**Exercises to complete:**
1 - In the passage on choosing a physician practice setting, why does the text say it is critical to make sure your personality, expectations and goals mesh with your employers and co-workers?
2 - According to the passage on physician practice settings, which kind of practice might a physician choose who wants to be "where the action is"?
3 - Pick up the passage on choosing a physician practice setting after its final sentence and continue it.

Entrepreneurial physicians may feel more comfortable associating with a private-practice physician or, in increasingly rare cases, starting their own practice. Physicians who need a more controlled lifestyle may seek a group or hospital setting. It is a question of balance. If you enjoy autonomy but can't face the idea of doing paperwork and supervising a clerical/support staff, you may wish to forgo some independence by becoming a hospital or group employee. If you want to be "where the action is," you may opt for a hospital-based practice. In addition to examining yourself, you should talk to older physicians who have experienced a variety of practice settings. Being part of a staff model HMO may not appeal to all doctors, but those who desire a set schedule and freedom from the strains of building and maintaining a practice may find it satisfies their needs. While practice setting is an important factor, it is often the people who you will interact with more than the setting itself that will determine how well you fit. That is why it is critical to ensure as best you can that your personality, expectations and goals will mesh with your employers and co-workers (again, see "How to Interview").

**Recorded information:**

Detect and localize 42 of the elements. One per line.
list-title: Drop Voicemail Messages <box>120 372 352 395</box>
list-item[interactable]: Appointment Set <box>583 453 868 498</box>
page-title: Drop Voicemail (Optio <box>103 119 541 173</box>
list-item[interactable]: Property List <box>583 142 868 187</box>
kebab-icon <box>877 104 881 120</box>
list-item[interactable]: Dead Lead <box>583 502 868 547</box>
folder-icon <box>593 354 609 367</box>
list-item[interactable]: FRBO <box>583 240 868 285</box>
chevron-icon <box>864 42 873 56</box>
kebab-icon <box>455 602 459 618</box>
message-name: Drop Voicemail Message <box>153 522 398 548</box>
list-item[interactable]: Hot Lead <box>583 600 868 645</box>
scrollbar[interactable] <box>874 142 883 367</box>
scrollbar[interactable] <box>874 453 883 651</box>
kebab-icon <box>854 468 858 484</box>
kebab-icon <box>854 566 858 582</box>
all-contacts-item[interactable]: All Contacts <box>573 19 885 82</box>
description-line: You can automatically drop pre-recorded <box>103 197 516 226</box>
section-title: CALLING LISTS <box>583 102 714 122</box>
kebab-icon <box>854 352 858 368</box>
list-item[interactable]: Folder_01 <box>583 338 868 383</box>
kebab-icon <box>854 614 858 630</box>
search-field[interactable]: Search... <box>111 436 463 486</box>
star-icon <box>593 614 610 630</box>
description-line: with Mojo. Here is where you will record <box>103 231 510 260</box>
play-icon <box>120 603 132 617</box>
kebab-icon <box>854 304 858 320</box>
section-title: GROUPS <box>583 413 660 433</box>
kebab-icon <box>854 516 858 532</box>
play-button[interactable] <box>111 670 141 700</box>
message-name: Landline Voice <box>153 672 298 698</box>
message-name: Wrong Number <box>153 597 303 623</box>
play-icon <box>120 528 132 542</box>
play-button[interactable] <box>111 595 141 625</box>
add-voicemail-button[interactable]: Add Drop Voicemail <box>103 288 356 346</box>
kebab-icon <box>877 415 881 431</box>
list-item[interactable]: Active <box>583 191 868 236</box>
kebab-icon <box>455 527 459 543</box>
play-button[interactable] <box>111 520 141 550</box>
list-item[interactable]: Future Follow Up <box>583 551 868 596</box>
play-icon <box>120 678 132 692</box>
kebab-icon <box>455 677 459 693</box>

**Answers for the tasks:**
1 - The people you will interact with, more than the practice setting itself, often determine how well you fit.

2 - A hospital-based practice.

3 -
Quality of life/Geographic location: Quality of life means something different to everyone. To determine the quality of life attributes you need, ask yourself several questions, including: What are the must-have absolutes that I simply cannot dispense with? What will I be doing with my free time and how will I spend my discretionary income? Do recreational options have to be within 30 minutes or three hours by plane or car? Do I have children, or am I thinking of starting a family, and how will this affect what I need in a community? The key is not to focus on a particular community—i.e., "I must live in Aspen, Colorado." The key is to consider what you need in a location and a community and to find a place that meets most of your needs. Number one is, you need a community where your skills are needed, where you will have a viable practice for the long-term. You may also need good public schools, because your educational debt may preclude sending your children to private schools. If water sports are essential to your wellbeing, you will need water. If finances dictate that you must have reasonably priced real estate, you may have to rule San Francisco out as an option. If museums, cafes, art galleries and the opera are what you need to be happy, you will need at least reasonable proximity to a major city. New physicians often select a location based on the fact that they trained in the community, that they are from a particular community or that their spouse is from the community—regardless of whether or not the community meets their personal or professional needs. That is one reason many new physicians end up relocating after one or two years. An analogy can be made to finding the right suit or dress. If you insist on buying a particular designer brand, you may not find the right fit. If you are more open to other options, you are more likely to find something that fits.

Once you have examined these three areas, you will be in a better position to find what you need. You will be able to seek and ask for the type of finances you want, you will know which type of setting to look for and you will have an idea of what kind of community you would like to live in. You will find that "shopping for a practice" is much like shopping for other items—it helps to know what you want and the price you will pay before you enter the market.